** start of EXCERPTED RECORDS **

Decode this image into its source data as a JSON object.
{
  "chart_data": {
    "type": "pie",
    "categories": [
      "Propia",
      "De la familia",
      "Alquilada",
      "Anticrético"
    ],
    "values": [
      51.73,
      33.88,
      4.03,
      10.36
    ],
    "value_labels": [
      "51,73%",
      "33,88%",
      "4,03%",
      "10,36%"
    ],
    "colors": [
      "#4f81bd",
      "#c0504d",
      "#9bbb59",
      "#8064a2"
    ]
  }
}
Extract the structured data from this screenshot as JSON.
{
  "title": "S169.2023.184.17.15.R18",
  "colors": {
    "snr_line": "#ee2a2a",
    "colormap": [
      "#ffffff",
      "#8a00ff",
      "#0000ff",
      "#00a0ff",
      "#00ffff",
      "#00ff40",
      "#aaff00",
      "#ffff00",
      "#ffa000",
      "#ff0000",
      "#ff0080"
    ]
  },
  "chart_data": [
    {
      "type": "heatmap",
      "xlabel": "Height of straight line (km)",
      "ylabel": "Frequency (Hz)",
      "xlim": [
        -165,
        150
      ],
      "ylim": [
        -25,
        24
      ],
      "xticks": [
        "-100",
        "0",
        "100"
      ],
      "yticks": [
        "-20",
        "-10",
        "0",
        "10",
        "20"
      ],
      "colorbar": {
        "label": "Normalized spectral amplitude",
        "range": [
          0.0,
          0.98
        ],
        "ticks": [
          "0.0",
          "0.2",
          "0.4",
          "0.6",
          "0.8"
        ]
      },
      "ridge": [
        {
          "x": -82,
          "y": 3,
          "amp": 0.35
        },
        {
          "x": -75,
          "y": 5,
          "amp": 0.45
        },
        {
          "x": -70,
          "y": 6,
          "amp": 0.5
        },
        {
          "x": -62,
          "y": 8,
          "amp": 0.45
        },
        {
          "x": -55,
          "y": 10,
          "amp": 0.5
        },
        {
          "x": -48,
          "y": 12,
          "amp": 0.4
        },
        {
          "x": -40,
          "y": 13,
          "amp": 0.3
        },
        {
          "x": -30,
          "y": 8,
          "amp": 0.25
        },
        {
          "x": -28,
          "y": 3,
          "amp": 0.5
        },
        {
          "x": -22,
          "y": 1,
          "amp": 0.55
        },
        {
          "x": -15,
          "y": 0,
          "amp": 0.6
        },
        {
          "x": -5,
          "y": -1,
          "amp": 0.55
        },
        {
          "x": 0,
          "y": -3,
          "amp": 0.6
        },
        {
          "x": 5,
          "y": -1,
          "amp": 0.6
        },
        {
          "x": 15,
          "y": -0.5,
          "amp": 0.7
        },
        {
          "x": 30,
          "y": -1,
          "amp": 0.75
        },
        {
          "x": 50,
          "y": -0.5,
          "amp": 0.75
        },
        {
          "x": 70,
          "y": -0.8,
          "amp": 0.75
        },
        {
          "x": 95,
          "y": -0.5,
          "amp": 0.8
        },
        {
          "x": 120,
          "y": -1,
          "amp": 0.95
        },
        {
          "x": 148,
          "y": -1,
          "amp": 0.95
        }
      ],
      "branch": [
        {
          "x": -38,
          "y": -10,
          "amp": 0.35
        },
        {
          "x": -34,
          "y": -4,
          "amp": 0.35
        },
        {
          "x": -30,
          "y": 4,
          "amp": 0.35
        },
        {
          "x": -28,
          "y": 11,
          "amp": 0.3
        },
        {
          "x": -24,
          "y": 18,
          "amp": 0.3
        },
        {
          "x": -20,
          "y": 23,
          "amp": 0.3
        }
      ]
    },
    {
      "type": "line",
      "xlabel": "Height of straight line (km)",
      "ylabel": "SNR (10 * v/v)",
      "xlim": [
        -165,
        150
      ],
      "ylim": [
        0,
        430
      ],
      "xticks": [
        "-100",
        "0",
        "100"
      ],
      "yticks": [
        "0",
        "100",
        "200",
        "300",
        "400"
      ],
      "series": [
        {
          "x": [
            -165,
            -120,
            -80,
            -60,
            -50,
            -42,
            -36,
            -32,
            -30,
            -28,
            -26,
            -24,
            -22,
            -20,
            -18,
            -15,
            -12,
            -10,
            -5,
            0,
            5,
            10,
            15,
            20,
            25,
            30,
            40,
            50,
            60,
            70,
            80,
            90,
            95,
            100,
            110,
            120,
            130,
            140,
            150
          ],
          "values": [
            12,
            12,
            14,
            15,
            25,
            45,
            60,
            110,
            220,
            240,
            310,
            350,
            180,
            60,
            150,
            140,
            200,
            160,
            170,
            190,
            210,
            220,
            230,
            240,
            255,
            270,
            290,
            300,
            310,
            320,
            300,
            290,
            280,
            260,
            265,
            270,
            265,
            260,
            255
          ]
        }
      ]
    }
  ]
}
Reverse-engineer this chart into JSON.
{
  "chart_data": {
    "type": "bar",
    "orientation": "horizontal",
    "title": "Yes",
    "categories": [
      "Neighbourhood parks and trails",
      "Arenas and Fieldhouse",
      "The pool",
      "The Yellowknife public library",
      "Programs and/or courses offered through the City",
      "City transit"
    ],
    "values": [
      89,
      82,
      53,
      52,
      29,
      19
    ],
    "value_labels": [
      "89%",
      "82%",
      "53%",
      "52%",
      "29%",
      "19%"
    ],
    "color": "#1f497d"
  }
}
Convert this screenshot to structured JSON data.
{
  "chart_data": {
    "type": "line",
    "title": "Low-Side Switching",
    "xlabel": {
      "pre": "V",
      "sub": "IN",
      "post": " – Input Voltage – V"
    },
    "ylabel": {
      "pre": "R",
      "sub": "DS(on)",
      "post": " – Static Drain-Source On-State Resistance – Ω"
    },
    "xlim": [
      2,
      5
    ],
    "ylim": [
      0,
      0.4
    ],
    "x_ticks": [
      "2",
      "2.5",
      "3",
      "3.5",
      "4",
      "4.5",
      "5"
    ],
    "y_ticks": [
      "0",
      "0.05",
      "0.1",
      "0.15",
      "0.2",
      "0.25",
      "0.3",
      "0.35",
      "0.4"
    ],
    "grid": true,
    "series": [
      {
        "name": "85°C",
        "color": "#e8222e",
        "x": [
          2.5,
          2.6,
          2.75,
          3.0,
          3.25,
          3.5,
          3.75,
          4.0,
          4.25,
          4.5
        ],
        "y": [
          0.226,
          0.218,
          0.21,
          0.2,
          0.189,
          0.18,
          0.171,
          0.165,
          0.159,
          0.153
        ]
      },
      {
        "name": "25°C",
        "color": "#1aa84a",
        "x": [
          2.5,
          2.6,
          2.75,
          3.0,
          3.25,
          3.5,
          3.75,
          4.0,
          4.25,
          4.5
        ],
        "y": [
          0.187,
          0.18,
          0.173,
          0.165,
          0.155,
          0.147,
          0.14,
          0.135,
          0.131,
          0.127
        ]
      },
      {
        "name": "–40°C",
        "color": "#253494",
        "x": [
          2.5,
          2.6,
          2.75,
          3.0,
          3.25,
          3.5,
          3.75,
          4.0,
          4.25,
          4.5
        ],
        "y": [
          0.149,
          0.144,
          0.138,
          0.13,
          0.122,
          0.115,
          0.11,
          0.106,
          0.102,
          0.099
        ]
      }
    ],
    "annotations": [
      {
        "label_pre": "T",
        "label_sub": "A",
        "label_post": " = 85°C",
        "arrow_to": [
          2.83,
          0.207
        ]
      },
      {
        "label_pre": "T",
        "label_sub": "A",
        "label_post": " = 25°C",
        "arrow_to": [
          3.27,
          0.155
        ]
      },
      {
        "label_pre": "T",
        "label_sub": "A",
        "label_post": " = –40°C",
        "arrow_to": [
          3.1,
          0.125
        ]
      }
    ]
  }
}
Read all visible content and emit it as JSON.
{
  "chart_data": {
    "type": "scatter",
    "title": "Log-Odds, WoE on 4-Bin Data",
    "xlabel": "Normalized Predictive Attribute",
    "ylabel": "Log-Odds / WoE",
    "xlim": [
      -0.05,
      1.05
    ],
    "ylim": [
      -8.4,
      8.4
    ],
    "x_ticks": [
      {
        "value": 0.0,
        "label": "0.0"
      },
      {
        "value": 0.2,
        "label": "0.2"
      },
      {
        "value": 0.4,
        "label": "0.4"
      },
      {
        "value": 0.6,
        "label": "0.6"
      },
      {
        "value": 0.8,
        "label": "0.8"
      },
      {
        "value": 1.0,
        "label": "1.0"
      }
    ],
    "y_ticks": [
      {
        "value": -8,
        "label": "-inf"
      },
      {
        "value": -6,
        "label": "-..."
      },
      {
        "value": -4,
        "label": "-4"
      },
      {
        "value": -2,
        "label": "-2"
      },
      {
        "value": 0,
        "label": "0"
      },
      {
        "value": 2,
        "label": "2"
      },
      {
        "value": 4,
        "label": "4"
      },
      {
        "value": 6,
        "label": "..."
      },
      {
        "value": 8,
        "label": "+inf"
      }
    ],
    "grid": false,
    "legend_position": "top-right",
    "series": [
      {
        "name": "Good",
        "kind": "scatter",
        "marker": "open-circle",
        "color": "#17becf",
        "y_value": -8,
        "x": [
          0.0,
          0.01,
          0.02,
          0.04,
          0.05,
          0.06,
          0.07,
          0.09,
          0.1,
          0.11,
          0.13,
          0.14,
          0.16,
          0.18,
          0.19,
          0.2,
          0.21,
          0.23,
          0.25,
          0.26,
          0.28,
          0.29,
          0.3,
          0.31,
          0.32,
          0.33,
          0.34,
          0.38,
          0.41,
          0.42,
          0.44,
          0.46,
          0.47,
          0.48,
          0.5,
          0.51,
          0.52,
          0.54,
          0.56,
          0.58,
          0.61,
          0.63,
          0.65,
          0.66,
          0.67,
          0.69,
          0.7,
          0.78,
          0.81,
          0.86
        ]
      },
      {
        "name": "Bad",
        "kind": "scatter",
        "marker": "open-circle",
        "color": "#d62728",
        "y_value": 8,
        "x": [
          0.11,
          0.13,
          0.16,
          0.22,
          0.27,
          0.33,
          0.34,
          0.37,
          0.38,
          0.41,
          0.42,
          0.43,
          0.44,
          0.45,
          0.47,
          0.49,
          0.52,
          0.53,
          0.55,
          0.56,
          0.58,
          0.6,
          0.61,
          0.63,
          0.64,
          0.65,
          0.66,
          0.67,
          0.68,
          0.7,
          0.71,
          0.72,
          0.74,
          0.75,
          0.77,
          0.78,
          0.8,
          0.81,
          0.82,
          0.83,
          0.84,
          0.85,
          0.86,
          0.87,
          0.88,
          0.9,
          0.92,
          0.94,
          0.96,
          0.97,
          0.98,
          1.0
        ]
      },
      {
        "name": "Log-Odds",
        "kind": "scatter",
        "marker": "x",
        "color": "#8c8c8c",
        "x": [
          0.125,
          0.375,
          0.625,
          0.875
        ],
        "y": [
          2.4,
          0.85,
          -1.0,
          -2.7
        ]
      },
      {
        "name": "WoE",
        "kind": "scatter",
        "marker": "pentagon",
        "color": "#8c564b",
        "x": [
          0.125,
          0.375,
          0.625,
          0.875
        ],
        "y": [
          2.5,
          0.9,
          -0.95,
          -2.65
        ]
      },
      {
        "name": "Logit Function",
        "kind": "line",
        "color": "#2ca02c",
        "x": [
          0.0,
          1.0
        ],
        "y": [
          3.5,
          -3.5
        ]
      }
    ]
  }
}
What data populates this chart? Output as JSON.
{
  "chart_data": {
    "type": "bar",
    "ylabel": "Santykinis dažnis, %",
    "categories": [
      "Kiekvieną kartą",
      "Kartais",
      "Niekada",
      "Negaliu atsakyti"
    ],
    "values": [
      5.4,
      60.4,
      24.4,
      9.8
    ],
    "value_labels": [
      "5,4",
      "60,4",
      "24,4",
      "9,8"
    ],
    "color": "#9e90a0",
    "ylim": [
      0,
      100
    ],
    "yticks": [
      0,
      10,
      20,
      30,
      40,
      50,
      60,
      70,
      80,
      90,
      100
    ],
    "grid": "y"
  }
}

** end of EXCERPTED RECORDS **

SET EXERCISE: State how many lines of the listing include the word "marker". Reply with the number alone.

PROBLEM SOLUTION: 4